● **Task goal**: The records below need retyping in full; give them again exactly.

● **Provided records**:
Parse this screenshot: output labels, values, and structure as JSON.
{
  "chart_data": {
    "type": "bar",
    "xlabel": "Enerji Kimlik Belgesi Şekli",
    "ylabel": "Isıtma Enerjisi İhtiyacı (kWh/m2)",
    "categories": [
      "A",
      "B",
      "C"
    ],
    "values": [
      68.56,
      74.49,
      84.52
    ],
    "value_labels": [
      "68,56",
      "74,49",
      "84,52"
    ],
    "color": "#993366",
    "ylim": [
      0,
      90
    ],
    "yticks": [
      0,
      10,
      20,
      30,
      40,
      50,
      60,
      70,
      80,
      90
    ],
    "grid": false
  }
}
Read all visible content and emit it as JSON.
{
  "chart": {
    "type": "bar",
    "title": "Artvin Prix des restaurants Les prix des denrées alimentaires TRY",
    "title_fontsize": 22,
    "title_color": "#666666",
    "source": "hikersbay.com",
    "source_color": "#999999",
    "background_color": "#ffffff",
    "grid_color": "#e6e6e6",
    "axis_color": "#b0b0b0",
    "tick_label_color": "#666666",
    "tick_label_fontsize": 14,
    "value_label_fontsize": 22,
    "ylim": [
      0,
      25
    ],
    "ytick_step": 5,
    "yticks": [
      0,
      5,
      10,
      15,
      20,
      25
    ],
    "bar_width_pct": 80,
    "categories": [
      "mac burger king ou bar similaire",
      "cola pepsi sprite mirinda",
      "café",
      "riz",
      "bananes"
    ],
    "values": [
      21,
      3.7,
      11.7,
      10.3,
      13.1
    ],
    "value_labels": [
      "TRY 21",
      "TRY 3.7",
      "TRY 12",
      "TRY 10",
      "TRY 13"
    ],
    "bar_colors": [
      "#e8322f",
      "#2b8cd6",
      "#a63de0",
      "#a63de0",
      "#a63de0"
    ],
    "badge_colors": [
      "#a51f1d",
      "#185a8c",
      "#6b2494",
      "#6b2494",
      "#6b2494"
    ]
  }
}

● **Answer to this task**:
Parse this screenshot: output labels, values, and structure as JSON.
{
  "chart_data": {
    "type": "bar",
    "xlabel": "Enerji Kimlik Belgesi Şekli",
    "ylabel": "Isıtma Enerjisi İhtiyacı (kWh/m2)",
    "categories": [
      "A",
      "B",
      "C"
    ],
    "values": [
      68.56,
      74.49,
      84.52
    ],
    "value_labels": [
      "68,56",
      "74,49",
      "84,52"
    ],
    "color": "#993366",
    "ylim": [
      0,
      90
    ],
    "yticks": [
      0,
      10,
      20,
      30,
      40,
      50,
      60,
      70,
      80,
      90
    ],
    "grid": false
  }
}
Read all visible content and emit it as JSON.
{
  "chart": {
    "type": "bar",
    "title": "Artvin Prix des restaurants Les prix des denrées alimentaires TRY",
    "title_fontsize": 22,
    "title_color": "#666666",
    "source": "hikersbay.com",
    "source_color": "#999999",
    "background_color": "#ffffff",
    "grid_color": "#e6e6e6",
    "axis_color": "#b0b0b0",
    "tick_label_color": "#666666",
    "tick_label_fontsize": 14,
    "value_label_fontsize": 22,
    "ylim": [
      0,
      25
    ],
    "ytick_step": 5,
    "yticks": [
      0,
      5,
      10,
      15,
      20,
      25
    ],
    "bar_width_pct": 80,
    "categories": [
      "mac burger king ou bar similaire",
      "cola pepsi sprite mirinda",
      "café",
      "riz",
      "bananes"
    ],
    "values": [
      21,
      3.7,
      11.7,
      10.3,
      13.1
    ],
    "value_labels": [
      "TRY 21",
      "TRY 3.7",
      "TRY 12",
      "TRY 10",
      "TRY 13"
    ],
    "bar_colors": [
      "#e8322f",
      "#2b8cd6",
      "#a63de0",
      "#a63de0",
      "#a63de0"
    ],
    "badge_colors": [
      "#a51f1d",
      "#185a8c",
      "#6b2494",
      "#6b2494",
      "#6b2494"
    ]
  }
}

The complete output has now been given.